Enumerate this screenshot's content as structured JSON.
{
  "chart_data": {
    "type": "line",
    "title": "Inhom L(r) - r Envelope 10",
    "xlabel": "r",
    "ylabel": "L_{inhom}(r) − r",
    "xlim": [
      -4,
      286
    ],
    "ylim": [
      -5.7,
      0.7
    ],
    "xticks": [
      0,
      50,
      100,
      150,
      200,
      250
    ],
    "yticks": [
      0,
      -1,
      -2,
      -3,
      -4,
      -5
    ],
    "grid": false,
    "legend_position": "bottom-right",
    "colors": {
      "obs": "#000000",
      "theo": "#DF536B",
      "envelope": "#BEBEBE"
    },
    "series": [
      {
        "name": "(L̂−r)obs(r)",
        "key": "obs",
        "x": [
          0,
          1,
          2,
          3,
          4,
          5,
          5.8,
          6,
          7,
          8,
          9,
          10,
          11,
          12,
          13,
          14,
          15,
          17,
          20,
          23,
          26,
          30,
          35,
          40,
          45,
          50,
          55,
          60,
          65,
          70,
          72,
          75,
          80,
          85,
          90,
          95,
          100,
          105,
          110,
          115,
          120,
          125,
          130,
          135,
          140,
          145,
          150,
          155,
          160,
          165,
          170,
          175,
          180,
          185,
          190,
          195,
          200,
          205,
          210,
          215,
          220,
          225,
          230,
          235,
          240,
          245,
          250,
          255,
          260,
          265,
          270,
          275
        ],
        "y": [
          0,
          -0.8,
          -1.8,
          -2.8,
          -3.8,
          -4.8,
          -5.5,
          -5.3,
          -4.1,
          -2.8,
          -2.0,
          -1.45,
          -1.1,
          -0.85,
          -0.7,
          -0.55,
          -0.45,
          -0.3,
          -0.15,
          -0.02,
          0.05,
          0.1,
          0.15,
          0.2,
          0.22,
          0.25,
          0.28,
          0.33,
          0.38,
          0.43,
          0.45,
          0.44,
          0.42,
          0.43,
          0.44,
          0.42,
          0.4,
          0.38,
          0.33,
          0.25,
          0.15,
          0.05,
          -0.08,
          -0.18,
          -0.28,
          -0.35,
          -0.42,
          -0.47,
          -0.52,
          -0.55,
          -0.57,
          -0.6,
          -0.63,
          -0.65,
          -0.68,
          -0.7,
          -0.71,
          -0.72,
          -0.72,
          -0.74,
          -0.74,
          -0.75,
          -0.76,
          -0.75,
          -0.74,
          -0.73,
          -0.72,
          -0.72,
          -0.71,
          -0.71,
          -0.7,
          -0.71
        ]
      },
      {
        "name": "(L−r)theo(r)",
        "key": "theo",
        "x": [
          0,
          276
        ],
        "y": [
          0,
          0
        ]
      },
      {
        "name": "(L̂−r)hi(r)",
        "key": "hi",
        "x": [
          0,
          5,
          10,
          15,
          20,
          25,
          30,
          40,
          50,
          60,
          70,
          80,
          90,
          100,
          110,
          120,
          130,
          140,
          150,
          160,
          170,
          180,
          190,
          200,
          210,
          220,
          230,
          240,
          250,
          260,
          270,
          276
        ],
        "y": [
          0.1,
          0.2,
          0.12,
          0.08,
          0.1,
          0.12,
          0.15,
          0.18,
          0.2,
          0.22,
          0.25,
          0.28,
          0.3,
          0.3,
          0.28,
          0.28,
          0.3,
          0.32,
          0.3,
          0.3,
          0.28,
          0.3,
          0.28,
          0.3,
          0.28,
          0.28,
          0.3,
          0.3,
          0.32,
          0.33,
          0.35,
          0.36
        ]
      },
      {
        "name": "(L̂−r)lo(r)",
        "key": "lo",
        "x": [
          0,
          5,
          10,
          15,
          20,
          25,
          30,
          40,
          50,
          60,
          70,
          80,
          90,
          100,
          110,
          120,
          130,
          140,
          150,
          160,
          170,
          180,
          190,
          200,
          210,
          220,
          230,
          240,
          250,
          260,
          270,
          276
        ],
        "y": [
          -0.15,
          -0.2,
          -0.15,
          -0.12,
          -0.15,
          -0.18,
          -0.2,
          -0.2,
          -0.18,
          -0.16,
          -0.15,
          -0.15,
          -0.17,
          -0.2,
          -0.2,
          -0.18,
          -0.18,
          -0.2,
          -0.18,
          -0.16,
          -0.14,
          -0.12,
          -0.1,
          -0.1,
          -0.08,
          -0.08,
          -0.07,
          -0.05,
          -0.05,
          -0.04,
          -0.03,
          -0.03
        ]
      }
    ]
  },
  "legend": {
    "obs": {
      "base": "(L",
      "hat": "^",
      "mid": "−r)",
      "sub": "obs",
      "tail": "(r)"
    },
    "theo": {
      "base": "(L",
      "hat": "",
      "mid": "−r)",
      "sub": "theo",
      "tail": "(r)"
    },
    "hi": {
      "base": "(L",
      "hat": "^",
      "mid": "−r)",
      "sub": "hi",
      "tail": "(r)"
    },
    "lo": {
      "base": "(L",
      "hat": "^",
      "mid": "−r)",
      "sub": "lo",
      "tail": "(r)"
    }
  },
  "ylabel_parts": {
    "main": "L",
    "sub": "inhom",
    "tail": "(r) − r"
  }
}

···

Retype all the records, matching them exactly.

● **Solution below**:
Enumerate this screenshot's content as structured JSON.
{
  "chart_data": {
    "type": "line",
    "title": "Inhom L(r) - r Envelope 10",
    "xlabel": "r",
    "ylabel": "L_{inhom}(r) − r",
    "xlim": [
      -4,
      286
    ],
    "ylim": [
      -5.7,
      0.7
    ],
    "xticks": [
      0,
      50,
      100,
      150,
      200,
      250
    ],
    "yticks": [
      0,
      -1,
      -2,
      -3,
      -4,
      -5
    ],
    "grid": false,
    "legend_position": "bottom-right",
    "colors": {
      "obs": "#000000",
      "theo": "#DF536B",
      "envelope": "#BEBEBE"
    },
    "series": [
      {
        "name": "(L̂−r)obs(r)",
        "key": "obs",
        "x": [
          0,
          1,
          2,
          3,
          4,
          5,
          5.8,
          6,
          7,
          8,
          9,
          10,
          11,
          12,
          13,
          14,
          15,
          17,
          20,
          23,
          26,
          30,
          35,
          40,
          45,
          50,
          55,
          60,
          65,
          70,
          72,
          75,
          80,
          85,
          90,
          95,
          100,
          105,
          110,
          115,
          120,
          125,
          130,
          135,
          140,
          145,
          150,
          155,
          160,
          165,
          170,
          175,
          180,
          185,
          190,
          195,
          200,
          205,
          210,
          215,
          220,
          225,
          230,
          235,
          240,
          245,
          250,
          255,
          260,
          265,
          270,
          275
        ],
        "y": [
          0,
          -0.8,
          -1.8,
          -2.8,
          -3.8,
          -4.8,
          -5.5,
          -5.3,
          -4.1,
          -2.8,
          -2.0,
          -1.45,
          -1.1,
          -0.85,
          -0.7,
          -0.55,
          -0.45,
          -0.3,
          -0.15,
          -0.02,
          0.05,
          0.1,
          0.15,
          0.2,
          0.22,
          0.25,
          0.28,
          0.33,
          0.38,
          0.43,
          0.45,
          0.44,
          0.42,
          0.43,
          0.44,
          0.42,
          0.4,
          0.38,
          0.33,
          0.25,
          0.15,
          0.05,
          -0.08,
          -0.18,
          -0.28,
          -0.35,
          -0.42,
          -0.47,
          -0.52,
          -0.55,
          -0.57,
          -0.6,
          -0.63,
          -0.65,
          -0.68,
          -0.7,
          -0.71,
          -0.72,
          -0.72,
          -0.74,
          -0.74,
          -0.75,
          -0.76,
          -0.75,
          -0.74,
          -0.73,
          -0.72,
          -0.72,
          -0.71,
          -0.71,
          -0.7,
          -0.71
        ]
      },
      {
        "name": "(L−r)theo(r)",
        "key": "theo",
        "x": [
          0,
          276
        ],
        "y": [
          0,
          0
        ]
      },
      {
        "name": "(L̂−r)hi(r)",
        "key": "hi",
        "x": [
          0,
          5,
          10,
          15,
          20,
          25,
          30,
          40,
          50,
          60,
          70,
          80,
          90,
          100,
          110,
          120,
          130,
          140,
          150,
          160,
          170,
          180,
          190,
          200,
          210,
          220,
          230,
          240,
          250,
          260,
          270,
          276
        ],
        "y": [
          0.1,
          0.2,
          0.12,
          0.08,
          0.1,
          0.12,
          0.15,
          0.18,
          0.2,
          0.22,
          0.25,
          0.28,
          0.3,
          0.3,
          0.28,
          0.28,
          0.3,
          0.32,
          0.3,
          0.3,
          0.28,
          0.3,
          0.28,
          0.3,
          0.28,
          0.28,
          0.3,
          0.3,
          0.32,
          0.33,
          0.35,
          0.36
        ]
      },
      {
        "name": "(L̂−r)lo(r)",
        "key": "lo",
        "x": [
          0,
          5,
          10,
          15,
          20,
          25,
          30,
          40,
          50,
          60,
          70,
          80,
          90,
          100,
          110,
          120,
          130,
          140,
          150,
          160,
          170,
          180,
          190,
          200,
          210,
          220,
          230,
          240,
          250,
          260,
          270,
          276
        ],
        "y": [
          -0.15,
          -0.2,
          -0.15,
          -0.12,
          -0.15,
          -0.18,
          -0.2,
          -0.2,
          -0.18,
          -0.16,
          -0.15,
          -0.15,
          -0.17,
          -0.2,
          -0.2,
          -0.18,
          -0.18,
          -0.2,
          -0.18,
          -0.16,
          -0.14,
          -0.12,
          -0.1,
          -0.1,
          -0.08,
          -0.08,
          -0.07,
          -0.05,
          -0.05,
          -0.04,
          -0.03,
          -0.03
        ]
      }
    ]
  },
  "legend": {
    "obs": {
      "base": "(L",
      "hat": "^",
      "mid": "−r)",
      "sub": "obs",
      "tail": "(r)"
    },
    "theo": {
      "base": "(L",
      "hat": "",
      "mid": "−r)",
      "sub": "theo",
      "tail": "(r)"
    },
    "hi": {
      "base": "(L",
      "hat": "^",
      "mid": "−r)",
      "sub": "hi",
      "tail": "(r)"
    },
    "lo": {
      "base": "(L",
      "hat": "^",
      "mid": "−r)",
      "sub": "lo",
      "tail": "(r)"
    }
  },
  "ylabel_parts": {
    "main": "L",
    "sub": "inhom",
    "tail": "(r) − r"
  }
}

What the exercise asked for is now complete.